Exercise objective —
Copy out every line of the data below word for word, changing nothing.

(Element location data)
+++++

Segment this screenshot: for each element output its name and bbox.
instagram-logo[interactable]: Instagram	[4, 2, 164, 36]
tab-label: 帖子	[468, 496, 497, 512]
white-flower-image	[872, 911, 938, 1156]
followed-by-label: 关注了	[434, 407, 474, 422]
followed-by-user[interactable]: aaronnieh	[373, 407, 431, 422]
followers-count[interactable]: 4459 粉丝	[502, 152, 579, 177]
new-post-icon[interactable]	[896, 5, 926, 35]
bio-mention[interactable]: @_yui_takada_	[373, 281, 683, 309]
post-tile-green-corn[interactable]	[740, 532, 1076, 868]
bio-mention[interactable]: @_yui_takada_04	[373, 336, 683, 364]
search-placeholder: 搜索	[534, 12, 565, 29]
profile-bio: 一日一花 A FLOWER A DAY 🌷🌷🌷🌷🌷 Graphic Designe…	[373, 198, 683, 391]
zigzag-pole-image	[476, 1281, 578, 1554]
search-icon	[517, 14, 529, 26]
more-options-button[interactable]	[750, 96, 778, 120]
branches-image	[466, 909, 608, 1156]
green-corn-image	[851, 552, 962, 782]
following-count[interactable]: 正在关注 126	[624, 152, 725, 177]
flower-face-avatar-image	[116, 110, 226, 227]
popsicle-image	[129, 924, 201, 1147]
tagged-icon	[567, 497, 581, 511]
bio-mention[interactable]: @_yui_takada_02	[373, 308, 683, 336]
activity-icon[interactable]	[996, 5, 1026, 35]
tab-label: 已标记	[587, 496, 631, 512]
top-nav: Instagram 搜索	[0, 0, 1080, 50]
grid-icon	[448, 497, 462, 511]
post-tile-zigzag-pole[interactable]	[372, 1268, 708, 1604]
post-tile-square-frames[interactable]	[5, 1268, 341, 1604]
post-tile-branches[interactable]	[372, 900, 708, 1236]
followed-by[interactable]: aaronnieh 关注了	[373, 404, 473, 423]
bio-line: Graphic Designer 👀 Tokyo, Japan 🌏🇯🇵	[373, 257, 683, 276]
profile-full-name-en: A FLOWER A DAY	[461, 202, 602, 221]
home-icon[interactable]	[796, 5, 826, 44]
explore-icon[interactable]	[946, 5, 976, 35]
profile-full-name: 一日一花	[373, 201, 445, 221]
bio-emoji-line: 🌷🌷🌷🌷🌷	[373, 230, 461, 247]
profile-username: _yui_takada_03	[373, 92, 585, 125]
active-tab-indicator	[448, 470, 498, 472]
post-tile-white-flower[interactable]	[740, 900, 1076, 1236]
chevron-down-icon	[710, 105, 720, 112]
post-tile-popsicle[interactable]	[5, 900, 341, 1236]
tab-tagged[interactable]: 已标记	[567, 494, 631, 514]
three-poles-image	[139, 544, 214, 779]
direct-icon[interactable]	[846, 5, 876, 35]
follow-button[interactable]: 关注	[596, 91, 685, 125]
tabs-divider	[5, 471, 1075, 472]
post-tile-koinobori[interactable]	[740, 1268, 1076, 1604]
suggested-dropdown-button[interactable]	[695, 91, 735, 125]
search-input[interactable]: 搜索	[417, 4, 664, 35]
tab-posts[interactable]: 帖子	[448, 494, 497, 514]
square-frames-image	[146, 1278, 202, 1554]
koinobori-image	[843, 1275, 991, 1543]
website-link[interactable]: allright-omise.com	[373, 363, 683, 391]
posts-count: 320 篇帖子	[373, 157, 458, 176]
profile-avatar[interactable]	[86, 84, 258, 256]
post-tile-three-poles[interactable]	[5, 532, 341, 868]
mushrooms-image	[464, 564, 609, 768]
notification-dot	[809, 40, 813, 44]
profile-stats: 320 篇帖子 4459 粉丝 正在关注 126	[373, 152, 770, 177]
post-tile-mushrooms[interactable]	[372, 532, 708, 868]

+++++

Result of this task —
Segment this screenshot: for each element output its name and bbox.
instagram-logo[interactable]: Instagram	[4, 2, 164, 36]
tab-label: 帖子	[468, 496, 497, 512]
white-flower-image	[872, 911, 938, 1156]
followed-by-label: 关注了	[434, 407, 474, 422]
followed-by-user[interactable]: aaronnieh	[373, 407, 431, 422]
followers-count[interactable]: 4459 粉丝	[502, 152, 579, 177]
new-post-icon[interactable]	[896, 5, 926, 35]
bio-mention[interactable]: @_yui_takada_	[373, 281, 683, 309]
post-tile-green-corn[interactable]	[740, 532, 1076, 868]
bio-mention[interactable]: @_yui_takada_04	[373, 336, 683, 364]
search-placeholder: 搜索	[534, 12, 565, 29]
profile-bio: 一日一花 A FLOWER A DAY 🌷🌷🌷🌷🌷 Graphic Designe…	[373, 198, 683, 391]
zigzag-pole-image	[476, 1281, 578, 1554]
search-icon	[517, 14, 529, 26]
more-options-button[interactable]	[750, 96, 778, 120]
branches-image	[466, 909, 608, 1156]
green-corn-image	[851, 552, 962, 782]
following-count[interactable]: 正在关注 126	[624, 152, 725, 177]
flower-face-avatar-image	[116, 110, 226, 227]
popsicle-image	[129, 924, 201, 1147]
tagged-icon	[567, 497, 581, 511]
bio-mention[interactable]: @_yui_takada_02	[373, 308, 683, 336]
activity-icon[interactable]	[996, 5, 1026, 35]
tab-label: 已标记	[587, 496, 631, 512]
top-nav: Instagram 搜索	[0, 0, 1080, 50]
grid-icon	[448, 497, 462, 511]
post-tile-zigzag-pole[interactable]	[372, 1268, 708, 1604]
post-tile-square-frames[interactable]	[5, 1268, 341, 1604]
post-tile-branches[interactable]	[372, 900, 708, 1236]
followed-by[interactable]: aaronnieh 关注了	[373, 404, 473, 423]
bio-line: Graphic Designer 👀 Tokyo, Japan 🌏🇯🇵	[373, 257, 683, 276]
profile-full-name-en: A FLOWER A DAY	[461, 202, 602, 221]
home-icon[interactable]	[796, 5, 826, 44]
explore-icon[interactable]	[946, 5, 976, 35]
profile-full-name: 一日一花	[373, 201, 445, 221]
bio-emoji-line: 🌷🌷🌷🌷🌷	[373, 230, 461, 247]
profile-username: _yui_takada_03	[373, 92, 585, 125]
active-tab-indicator	[448, 470, 498, 472]
post-tile-white-flower[interactable]	[740, 900, 1076, 1236]
chevron-down-icon	[710, 105, 720, 112]
post-tile-popsicle[interactable]	[5, 900, 341, 1236]
tab-tagged[interactable]: 已标记	[567, 494, 631, 514]
three-poles-image	[139, 544, 214, 779]
direct-icon[interactable]	[846, 5, 876, 35]
follow-button[interactable]: 关注	[596, 91, 685, 125]
tabs-divider	[5, 471, 1075, 472]
post-tile-koinobori[interactable]	[740, 1268, 1076, 1604]
suggested-dropdown-button[interactable]	[695, 91, 735, 125]
search-input[interactable]: 搜索	[417, 4, 664, 35]
tab-posts[interactable]: 帖子	[448, 494, 497, 514]
square-frames-image	[146, 1278, 202, 1554]
koinobori-image	[843, 1275, 991, 1543]
website-link[interactable]: allright-omise.com	[373, 363, 683, 391]
posts-count: 320 篇帖子	[373, 157, 458, 176]
profile-avatar[interactable]	[86, 84, 258, 256]
post-tile-three-poles[interactable]	[5, 532, 341, 868]
mushrooms-image	[464, 564, 609, 768]
notification-dot	[809, 40, 813, 44]
profile-stats: 320 篇帖子 4459 粉丝 正在关注 126	[373, 152, 770, 177]
post-tile-mushrooms[interactable]	[372, 532, 708, 868]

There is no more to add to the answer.